_Data_
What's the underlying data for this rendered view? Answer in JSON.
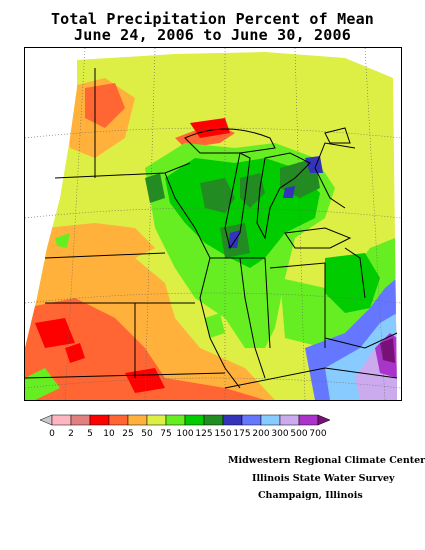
{
  "title": {
    "line1": "Total Precipitation Percent of Mean",
    "line2": "June 24, 2006 to June 30, 2006"
  },
  "legend": {
    "labels": [
      "0",
      "2",
      "5",
      "10",
      "25",
      "50",
      "75",
      "100",
      "125",
      "150",
      "175",
      "200",
      "300",
      "500",
      "700"
    ],
    "colors": [
      "#c8c8c8",
      "#ffb6c1",
      "#e08080",
      "#ff0000",
      "#ff6633",
      "#ffb13b",
      "#ddee44",
      "#66ee22",
      "#00cc00",
      "#228b22",
      "#3333bb",
      "#6677ff",
      "#88ccff",
      "#ccaaee",
      "#aa33cc",
      "#771177"
    ]
  },
  "credits": {
    "line1": "Midwestern Regional Climate Center",
    "line2": "Illinois State Water Survey",
    "line3": "Champaign, Illinois"
  }
}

_Stated problem_
All lines above containing the string "Illinois" are to be collected.

_Problem solution_
    "line2": "Illinois State Water Survey",
    "line3": "Champaign, Illinois"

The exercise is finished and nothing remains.